TASK INSTRUCTIONS:
Copy all of the material word for word, except for the pictures.

Extracted data entries:
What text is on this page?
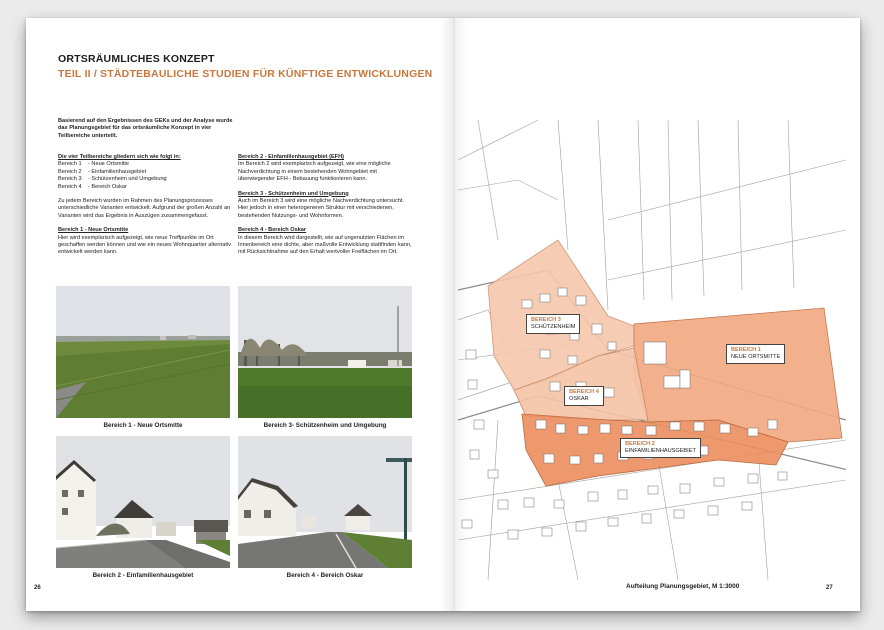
ORTSRÄUMLICHES KONZEPT
TEIL II / STÄDTEBAULICHE STUDIEN FÜR KÜNFTIGE ENTWICKLUNGEN
Basierend auf den Ergebnissen des GEKs und der Analyse wurde das Planungsgebiet für das ortsräumliche Konzept in vier Teilbereiche unterteilt.
Die vier Teilbereiche gliedern sich wie folgt in:
Bereich 1 - Neue Ortsmitte
Bereich 2 - Einfamilienhausgebiet
Bereich 3 - Schützenheim und Umgebung
Bereich 4 - Bereich Oskar
Zu jedem Bereich wurden im Rahmen des Planungsprozesses unterschiedliche Varianten entwickelt. Aufgrund der großen Anzahl an Varianten wird das Ergebnis in Auszügen zusammengefasst.
Bereich 1 - Neue Ortsmitte
Hier wird exemplarisch aufgezeigt, wie neue Treffpunkte im Ort geschaffen werden können und wie ein neues Wohnquartier alternativ entwickelt werden kann.
Bereich 2 - Einfamilienhausgebiet (EFH)
Im Bereich 2 wird exemplarisch aufgezeigt, wie eine mögliche Nachverdichtung in einem bestehenden Wohngebiet mit überwiegender EFH - Bebauung funktionieren kann.
Bereich 3 - Schützenheim und Umgebung
Auch im Bereich 3 wird eine mögliche Nachverdichtung untersucht. Hier jedoch in einer heterogeneren Struktur mit verschiedenen, bestehenden Nutzungs- und Wohnformen.
Bereich 4 - Bereich Oskar
In diesem Bereich wird dargestellt, wie auf ungenutzten Flächen im Innenbereich eine dichte, aber maßvolle Entwicklung stattfinden kann, mit Rücksichtnahme auf den Erhalt wertvoller Freiflächen im Ort.
Bereich 1 - Neue Ortsmitte	Bereich 3- Schützenheim und Umgebung
Bereich 2 - Einfamilienhausgebiet	Bereich 4 - Bereich Oskar
26	27
BEREICH 3
SCHÜTZENHEIM
BEREICH 1
NEUE ORTSMITTE
BEREICH 4
OSKAR
BEREICH 2
EINFAMILIENHAUSGEBIET
Aufteilung Planungsgebiet, M 1:3000
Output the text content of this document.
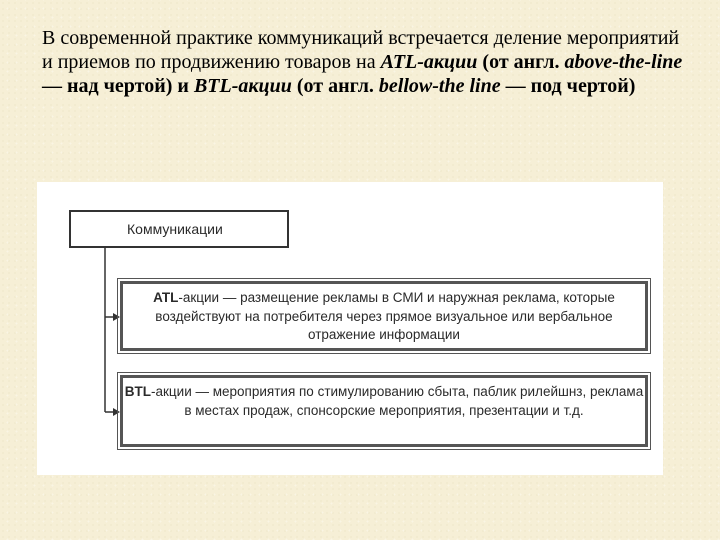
В современной практике коммуникаций встречается деление мероприятий и приемов по продвижению товаров на ATL-акции (от англ. above-the-line — над чертой) и BTL-акции (от англ. bellow-the line — под чертой)

Коммуникации
ATL-акции — размещение рекламы в СМИ и наружная реклама, которые воздействуют на потребителя через прямое визуальное или вербальное отражение информации
BTL-акции — мероприятия по стимулированию сбыта, паблик рилейшнз, реклама в местах продаж, спонсорские мероприятия, презентации и т.д.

TASK ANSWER:
What text is on this page?
ORTSRÄUMLICHES KONZEPT
TEIL II / STÄDTEBAULICHE STUDIEN FÜR KÜNFTIGE ENTWICKLUNGEN
Basierend auf den Ergebnissen des GEKs und der Analyse wurde das Planungsgebiet für das ortsräumliche Konzept in vier Teilbereiche unterteilt.
Die vier Teilbereiche gliedern sich wie folgt in:
Bereich 1 - Neue Ortsmitte
Bereich 2 - Einfamilienhausgebiet
Bereich 3 - Schützenheim und Umgebung
Bereich 4 - Bereich Oskar
Zu jedem Bereich wurden im Rahmen des Planungsprozesses unterschiedliche Varianten entwickelt. Aufgrund der großen Anzahl an Varianten wird das Ergebnis in Auszügen zusammengefasst.
Bereich 1 - Neue Ortsmitte
Hier wird exemplarisch aufgezeigt, wie neue Treffpunkte im Ort geschaffen werden können und wie ein neues Wohnquartier alternativ entwickelt werden kann.
Bereich 2 - Einfamilienhausgebiet (EFH)
Im Bereich 2 wird exemplarisch aufgezeigt, wie eine mögliche Nachverdichtung in einem bestehenden Wohngebiet mit überwiegender EFH - Bebauung funktionieren kann.
Bereich 3 - Schützenheim und Umgebung
Auch im Bereich 3 wird eine mögliche Nachverdichtung untersucht. Hier jedoch in einer heterogeneren Struktur mit verschiedenen, bestehenden Nutzungs- und Wohnformen.
Bereich 4 - Bereich Oskar
In diesem Bereich wird dargestellt, wie auf ungenutzten Flächen im Innenbereich eine dichte, aber maßvolle Entwicklung stattfinden kann, mit Rücksichtnahme auf den Erhalt wertvoller Freiflächen im Ort.
Bereich 1 - Neue Ortsmitte	Bereich 3- Schützenheim und Umgebung
Bereich 2 - Einfamilienhausgebiet	Bereich 4 - Bereich Oskar
26	27
BEREICH 3
SCHÜTZENHEIM
BEREICH 1
NEUE ORTSMITTE
BEREICH 4
OSKAR
BEREICH 2
EINFAMILIENHAUSGEBIET
Aufteilung Planungsgebiet, M 1:3000
Output the text content of this document.
В современной практике коммуникаций встречается деление мероприятий и приемов по продвижению товаров на ATL-акции (от англ. above-the-line — над чертой) и BTL-акции (от англ. bellow-the line — под чертой)

Коммуникации
ATL-акции — размещение рекламы в СМИ и наружная реклама, которые воздействуют на потребителя через прямое визуальное или вербальное отражение информации
BTL-акции — мероприятия по стимулированию сбыта, паблик рилейшнз, реклама в местах продаж, спонсорские мероприятия, презентации и т.д.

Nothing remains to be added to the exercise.